■ **Provided records**

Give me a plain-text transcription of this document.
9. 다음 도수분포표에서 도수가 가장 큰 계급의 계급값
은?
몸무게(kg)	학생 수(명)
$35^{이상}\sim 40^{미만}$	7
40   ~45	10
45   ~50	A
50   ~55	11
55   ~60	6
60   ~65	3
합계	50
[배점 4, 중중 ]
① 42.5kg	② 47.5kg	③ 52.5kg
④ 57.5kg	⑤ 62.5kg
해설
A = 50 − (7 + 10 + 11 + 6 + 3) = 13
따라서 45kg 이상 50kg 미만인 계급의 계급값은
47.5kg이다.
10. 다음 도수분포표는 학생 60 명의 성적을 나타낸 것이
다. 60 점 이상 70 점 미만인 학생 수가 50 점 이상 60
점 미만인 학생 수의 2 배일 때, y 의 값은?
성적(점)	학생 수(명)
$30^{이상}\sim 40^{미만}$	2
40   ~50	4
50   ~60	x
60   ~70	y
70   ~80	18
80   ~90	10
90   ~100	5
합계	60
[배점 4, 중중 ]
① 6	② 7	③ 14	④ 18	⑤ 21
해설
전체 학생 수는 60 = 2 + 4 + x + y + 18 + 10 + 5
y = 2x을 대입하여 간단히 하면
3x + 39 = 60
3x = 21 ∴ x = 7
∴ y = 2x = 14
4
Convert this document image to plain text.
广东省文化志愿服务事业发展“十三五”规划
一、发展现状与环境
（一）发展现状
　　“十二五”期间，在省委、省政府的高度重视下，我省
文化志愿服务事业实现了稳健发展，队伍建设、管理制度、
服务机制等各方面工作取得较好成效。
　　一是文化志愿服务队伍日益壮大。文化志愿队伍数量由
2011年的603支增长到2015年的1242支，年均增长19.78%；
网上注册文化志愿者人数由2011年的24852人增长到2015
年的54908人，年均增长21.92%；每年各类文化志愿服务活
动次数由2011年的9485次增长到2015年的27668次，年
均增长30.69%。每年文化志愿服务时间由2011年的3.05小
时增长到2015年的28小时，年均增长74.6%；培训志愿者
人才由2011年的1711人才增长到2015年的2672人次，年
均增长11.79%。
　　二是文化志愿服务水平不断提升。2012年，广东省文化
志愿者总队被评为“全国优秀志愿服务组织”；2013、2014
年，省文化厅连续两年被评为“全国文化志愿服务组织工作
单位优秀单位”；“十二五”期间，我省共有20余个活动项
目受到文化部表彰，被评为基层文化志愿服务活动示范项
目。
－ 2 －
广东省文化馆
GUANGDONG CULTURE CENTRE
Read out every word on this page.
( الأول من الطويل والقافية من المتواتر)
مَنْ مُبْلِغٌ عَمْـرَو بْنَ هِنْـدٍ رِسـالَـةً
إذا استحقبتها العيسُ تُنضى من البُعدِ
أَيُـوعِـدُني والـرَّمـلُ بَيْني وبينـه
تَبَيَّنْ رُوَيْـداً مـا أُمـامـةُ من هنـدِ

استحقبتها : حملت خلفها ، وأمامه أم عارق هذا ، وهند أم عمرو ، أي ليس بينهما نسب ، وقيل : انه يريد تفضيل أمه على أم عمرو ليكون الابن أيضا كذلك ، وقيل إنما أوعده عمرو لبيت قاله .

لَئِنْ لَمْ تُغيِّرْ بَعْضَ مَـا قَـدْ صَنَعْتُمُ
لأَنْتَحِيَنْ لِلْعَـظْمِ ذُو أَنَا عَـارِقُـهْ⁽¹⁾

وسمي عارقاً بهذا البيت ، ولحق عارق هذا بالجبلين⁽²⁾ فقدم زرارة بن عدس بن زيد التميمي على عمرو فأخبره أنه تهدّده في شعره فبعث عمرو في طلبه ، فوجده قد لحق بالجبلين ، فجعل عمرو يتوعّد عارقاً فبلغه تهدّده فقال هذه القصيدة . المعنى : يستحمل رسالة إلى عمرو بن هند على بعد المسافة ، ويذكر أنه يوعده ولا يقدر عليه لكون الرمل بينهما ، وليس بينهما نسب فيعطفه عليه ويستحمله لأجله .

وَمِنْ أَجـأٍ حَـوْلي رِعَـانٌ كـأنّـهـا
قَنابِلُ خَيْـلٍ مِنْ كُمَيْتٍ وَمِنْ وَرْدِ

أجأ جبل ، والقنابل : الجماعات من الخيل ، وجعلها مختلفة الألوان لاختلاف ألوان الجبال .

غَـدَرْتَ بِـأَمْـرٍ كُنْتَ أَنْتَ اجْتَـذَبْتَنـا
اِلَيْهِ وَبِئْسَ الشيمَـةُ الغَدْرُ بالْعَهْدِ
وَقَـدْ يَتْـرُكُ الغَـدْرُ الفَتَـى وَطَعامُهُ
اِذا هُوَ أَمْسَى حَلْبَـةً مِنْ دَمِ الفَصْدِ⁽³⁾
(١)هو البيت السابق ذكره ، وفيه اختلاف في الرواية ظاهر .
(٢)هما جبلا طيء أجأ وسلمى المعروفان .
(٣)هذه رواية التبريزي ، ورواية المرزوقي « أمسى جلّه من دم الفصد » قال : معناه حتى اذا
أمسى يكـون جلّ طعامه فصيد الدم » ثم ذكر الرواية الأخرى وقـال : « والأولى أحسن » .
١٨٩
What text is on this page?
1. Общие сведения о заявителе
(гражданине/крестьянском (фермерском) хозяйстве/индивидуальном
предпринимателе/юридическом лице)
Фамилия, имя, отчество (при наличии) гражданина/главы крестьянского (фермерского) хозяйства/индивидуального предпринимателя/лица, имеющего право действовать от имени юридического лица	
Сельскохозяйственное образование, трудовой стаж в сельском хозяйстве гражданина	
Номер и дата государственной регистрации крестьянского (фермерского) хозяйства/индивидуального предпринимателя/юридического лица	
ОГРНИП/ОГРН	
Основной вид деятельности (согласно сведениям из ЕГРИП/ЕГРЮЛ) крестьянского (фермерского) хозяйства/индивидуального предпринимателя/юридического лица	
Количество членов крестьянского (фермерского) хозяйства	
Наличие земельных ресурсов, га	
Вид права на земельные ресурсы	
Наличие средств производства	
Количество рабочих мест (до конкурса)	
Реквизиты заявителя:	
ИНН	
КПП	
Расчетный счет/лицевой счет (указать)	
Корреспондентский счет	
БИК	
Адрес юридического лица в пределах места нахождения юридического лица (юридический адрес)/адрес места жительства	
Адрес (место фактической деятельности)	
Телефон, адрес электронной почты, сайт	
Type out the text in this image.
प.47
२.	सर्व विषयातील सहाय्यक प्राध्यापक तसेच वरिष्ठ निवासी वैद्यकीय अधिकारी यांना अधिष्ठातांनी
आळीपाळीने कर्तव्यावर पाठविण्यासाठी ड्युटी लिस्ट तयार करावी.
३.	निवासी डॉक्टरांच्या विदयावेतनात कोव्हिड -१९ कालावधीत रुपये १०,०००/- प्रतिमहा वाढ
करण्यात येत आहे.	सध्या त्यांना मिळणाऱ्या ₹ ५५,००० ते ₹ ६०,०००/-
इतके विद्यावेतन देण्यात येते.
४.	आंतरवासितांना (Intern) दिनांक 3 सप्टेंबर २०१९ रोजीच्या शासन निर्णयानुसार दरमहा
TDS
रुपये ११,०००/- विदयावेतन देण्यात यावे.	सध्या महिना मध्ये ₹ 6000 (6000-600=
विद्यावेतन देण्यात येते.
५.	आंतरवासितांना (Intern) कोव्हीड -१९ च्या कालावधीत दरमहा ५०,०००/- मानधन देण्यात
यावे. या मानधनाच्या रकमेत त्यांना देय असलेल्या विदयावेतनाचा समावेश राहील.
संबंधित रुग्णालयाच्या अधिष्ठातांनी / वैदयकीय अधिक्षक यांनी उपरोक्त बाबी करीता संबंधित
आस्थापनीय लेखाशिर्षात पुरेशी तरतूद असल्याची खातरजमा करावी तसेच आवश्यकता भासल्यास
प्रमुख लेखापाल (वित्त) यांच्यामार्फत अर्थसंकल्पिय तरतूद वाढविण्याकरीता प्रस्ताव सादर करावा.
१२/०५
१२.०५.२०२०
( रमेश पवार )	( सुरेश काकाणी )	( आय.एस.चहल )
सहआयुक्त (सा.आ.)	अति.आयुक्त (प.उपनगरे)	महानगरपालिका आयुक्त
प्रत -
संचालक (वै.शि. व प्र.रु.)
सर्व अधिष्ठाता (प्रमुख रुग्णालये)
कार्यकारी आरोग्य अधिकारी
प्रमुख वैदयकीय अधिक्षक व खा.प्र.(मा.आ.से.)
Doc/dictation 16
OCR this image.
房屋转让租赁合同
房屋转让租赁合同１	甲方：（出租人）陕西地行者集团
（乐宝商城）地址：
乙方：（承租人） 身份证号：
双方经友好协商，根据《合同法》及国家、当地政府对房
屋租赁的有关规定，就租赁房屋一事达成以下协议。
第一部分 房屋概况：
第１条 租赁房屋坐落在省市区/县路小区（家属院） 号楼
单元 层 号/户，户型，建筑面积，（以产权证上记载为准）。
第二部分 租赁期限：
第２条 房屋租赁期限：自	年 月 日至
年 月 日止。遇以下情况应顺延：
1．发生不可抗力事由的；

■ **Written instruction**
Show every line from the entries above in which "الرواية" appears.

■ **Task answer**
(١)هو البيت السابق ذكره ، وفيه اختلاف في الرواية ظاهر .
أمسى يكـون جلّ طعامه فصيد الدم » ثم ذكر الرواية الأخرى وقـال : « والأولى أحسن » .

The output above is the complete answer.